**YOUR GOAL:** Find each line with the word "title" and copy it.

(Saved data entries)
BEGIN

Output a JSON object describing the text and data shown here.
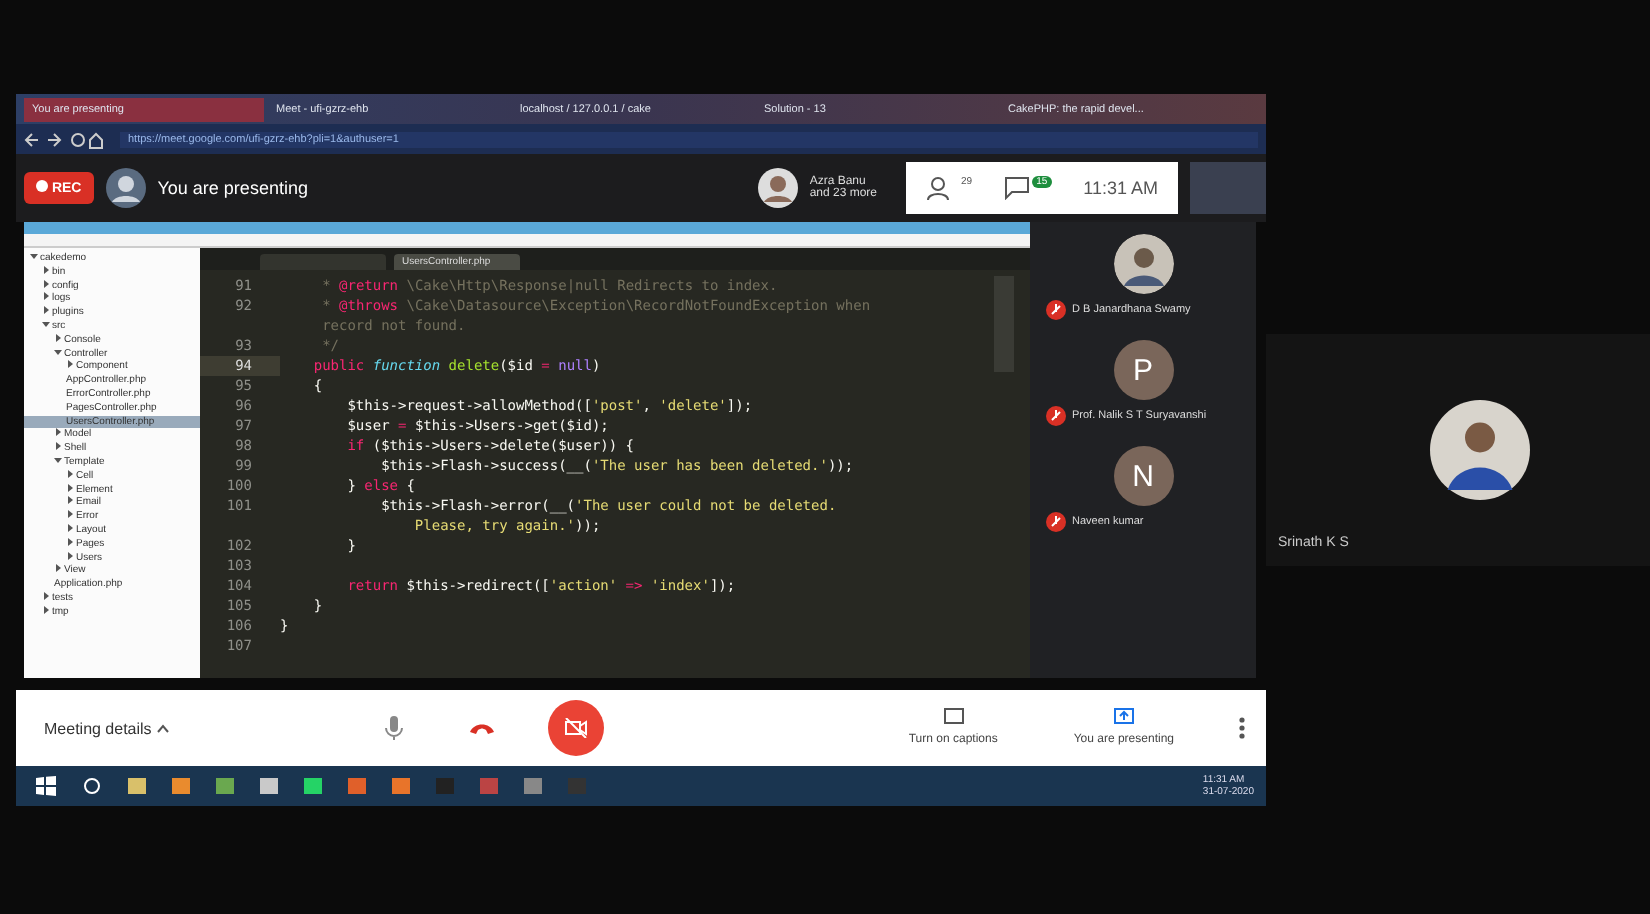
{
  "browser": {
    "tabs": [
      {
        "title": "You are presenting",
        "selected": true
      },
      {
        "title": "Meet - ufi-gzrz-ehb",
        "selected": false
      },
      {
        "title": "localhost / 127.0.0.1 / cake",
        "selected": false
      },
      {
        "title": "Solution - 13",
        "selected": false
      },
      {
        "title": "CakePHP: the rapid devel...",
        "selected": false
      }
    ],
    "url": "https://meet.google.com/ufi-gzrz-ehb?pli=1&authuser=1"
  },
  "meet_bar": {
    "rec": "REC",
    "status": "You are presenting",
    "viewer_name": "Azra Banu",
    "viewer_more": "and 23 more",
    "people_count": "29",
    "chat_count": "15",
    "time": "11:31 AM"
  },
  "ide": {
    "tree": [
      {
        "name": "cakedemo",
        "expanded": true,
        "selected": false,
        "children": [
          {
            "name": "bin",
            "expanded": false,
            "selected": false
          },
          {
            "name": "config",
            "expanded": false,
            "selected": false
          },
          {
            "name": "logs",
            "expanded": false,
            "selected": false
          },
          {
            "name": "plugins",
            "expanded": false,
            "selected": false
          },
          {
            "name": "src",
            "expanded": true,
            "selected": false,
            "children": [
              {
                "name": "Console",
                "expanded": false,
                "selected": false
              },
              {
                "name": "Controller",
                "expanded": true,
                "selected": false,
                "children": [
                  {
                    "name": "Component",
                    "expanded": false,
                    "selected": false
                  },
                  {
                    "name": "AppController.php",
                    "selected": false
                  },
                  {
                    "name": "ErrorController.php",
                    "selected": false
                  },
                  {
                    "name": "PagesController.php",
                    "selected": false
                  },
                  {
                    "name": "UsersController.php",
                    "selected": true
                  }
                ]
              },
              {
                "name": "Model",
                "expanded": false,
                "selected": false
              },
              {
                "name": "Shell",
                "expanded": false,
                "selected": false
              },
              {
                "name": "Template",
                "expanded": true,
                "selected": false,
                "children": [
                  {
                    "name": "Cell",
                    "expanded": false,
                    "selected": false
                  },
                  {
                    "name": "Element",
                    "expanded": false,
                    "selected": false
                  },
                  {
                    "name": "Email",
                    "expanded": false,
                    "selected": false
                  },
                  {
                    "name": "Error",
                    "expanded": false,
                    "selected": false
                  },
                  {
                    "name": "Layout",
                    "expanded": false,
                    "selected": false
                  },
                  {
                    "name": "Pages",
                    "expanded": false,
                    "selected": false
                  },
                  {
                    "name": "Users",
                    "expanded": false,
                    "selected": false
                  }
                ]
              },
              {
                "name": "View",
                "expanded": false,
                "selected": false
              },
              {
                "name": "Application.php",
                "selected": false
              }
            ]
          },
          {
            "name": "tests",
            "expanded": false,
            "selected": false
          },
          {
            "name": "tmp",
            "expanded": false,
            "selected": false
          }
        ]
      }
    ],
    "editor_tabs": [
      {
        "title": "UsersController.php",
        "selected": true
      }
    ],
    "lines": [
      {
        "number": "91",
        "current": false,
        "segments": [
          {
            "kind": "comment",
            "text": "     * "
          },
          {
            "kind": "tag",
            "text": "@return"
          },
          {
            "kind": "comment",
            "text": " \\Cake\\Http\\Response|null Redirects to index."
          }
        ]
      },
      {
        "number": "92",
        "current": false,
        "segments": [
          {
            "kind": "comment",
            "text": "     * "
          },
          {
            "kind": "tag",
            "text": "@throws"
          },
          {
            "kind": "comment",
            "text": " \\Cake\\Datasource\\Exception\\RecordNotFoundException when"
          }
        ]
      },
      {
        "segments": [
          {
            "kind": "comment",
            "text": "     record not found."
          }
        ]
      },
      {
        "number": "93",
        "current": false,
        "segments": [
          {
            "kind": "comment",
            "text": "     */"
          }
        ]
      },
      {
        "number": "94",
        "current": true,
        "segments": [
          {
            "kind": "keyword",
            "text": "    public "
          },
          {
            "kind": "storage",
            "text": "function "
          },
          {
            "kind": "func",
            "text": "delete"
          },
          {
            "kind": "plain",
            "text": "($id "
          },
          {
            "kind": "op",
            "text": "= "
          },
          {
            "kind": "constant",
            "text": "null"
          },
          {
            "kind": "plain",
            "text": ")"
          }
        ]
      },
      {
        "number": "95",
        "current": false,
        "segments": [
          {
            "kind": "plain",
            "text": "    {"
          }
        ]
      },
      {
        "number": "96",
        "current": false,
        "segments": [
          {
            "kind": "plain",
            "text": "        $this->request->allowMethod(["
          },
          {
            "kind": "string",
            "text": "'post'"
          },
          {
            "kind": "plain",
            "text": ", "
          },
          {
            "kind": "string",
            "text": "'delete'"
          },
          {
            "kind": "plain",
            "text": "]);"
          }
        ]
      },
      {
        "number": "97",
        "current": false,
        "segments": [
          {
            "kind": "plain",
            "text": "        $user "
          },
          {
            "kind": "op",
            "text": "="
          },
          {
            "kind": "plain",
            "text": " $this->Users->get($id);"
          }
        ]
      },
      {
        "number": "98",
        "current": false,
        "segments": [
          {
            "kind": "keyword",
            "text": "        if"
          },
          {
            "kind": "plain",
            "text": " ($this->Users->delete($user)) {"
          }
        ]
      },
      {
        "number": "99",
        "current": false,
        "segments": [
          {
            "kind": "plain",
            "text": "            $this->Flash->success(__("
          },
          {
            "kind": "string",
            "text": "'The user has been deleted.'"
          },
          {
            "kind": "plain",
            "text": "));"
          }
        ]
      },
      {
        "number": "100",
        "current": false,
        "segments": [
          {
            "kind": "plain",
            "text": "        } "
          },
          {
            "kind": "keyword",
            "text": "else"
          },
          {
            "kind": "plain",
            "text": " {"
          }
        ]
      },
      {
        "number": "101",
        "current": false,
        "segments": [
          {
            "kind": "plain",
            "text": "            $this->Flash->error(__("
          },
          {
            "kind": "string",
            "text": "'The user could not be deleted."
          }
        ]
      },
      {
        "segments": [
          {
            "kind": "string",
            "text": "                Please, try again.'"
          },
          {
            "kind": "plain",
            "text": "));"
          }
        ]
      },
      {
        "number": "102",
        "current": false,
        "segments": [
          {
            "kind": "plain",
            "text": "        }"
          }
        ]
      },
      {
        "number": "103",
        "current": false
      },
      {
        "number": "104",
        "current": false,
        "segments": [
          {
            "kind": "keyword",
            "text": "        return"
          },
          {
            "kind": "plain",
            "text": " $this->redirect(["
          },
          {
            "kind": "string",
            "text": "'action'"
          },
          {
            "kind": "op",
            "text": " => "
          },
          {
            "kind": "string",
            "text": "'index'"
          },
          {
            "kind": "plain",
            "text": "]);"
          }
        ]
      },
      {
        "number": "105",
        "current": false,
        "segments": [
          {
            "kind": "plain",
            "text": "    }"
          }
        ]
      },
      {
        "number": "106",
        "current": false,
        "segments": [
          {
            "kind": "plain",
            "text": "}"
          }
        ]
      },
      {
        "number": "107",
        "current": false
      }
    ]
  },
  "participants": [
    {
      "name": "D B Janardhana Swamy",
      "kind": "photo",
      "muted": true
    },
    {
      "name": "Prof. Nalik S T Suryavanshi",
      "kind": "letter",
      "letter": "P",
      "muted": true
    },
    {
      "name": "Naveen kumar",
      "kind": "letter",
      "letter": "N",
      "muted": true
    }
  ],
  "main_tile": {
    "name": "Srinath K S"
  },
  "bottom_bar": {
    "details": "Meeting details",
    "captions": "Turn on captions",
    "presenting": "You are presenting"
  },
  "taskbar": {
    "time": "11:31 AM",
    "date": "31-07-2020"
  }
}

END

**ANSWER TO THIS EXERCISE:**
        "title": "You are presenting",
        "title": "Meet - ufi-gzrz-ehb",
        "title": "localhost / 127.0.0.1 / cake",
        "title": "Solution - 13",
        "title": "CakePHP: the rapid devel...",
        "title": "UsersController.php",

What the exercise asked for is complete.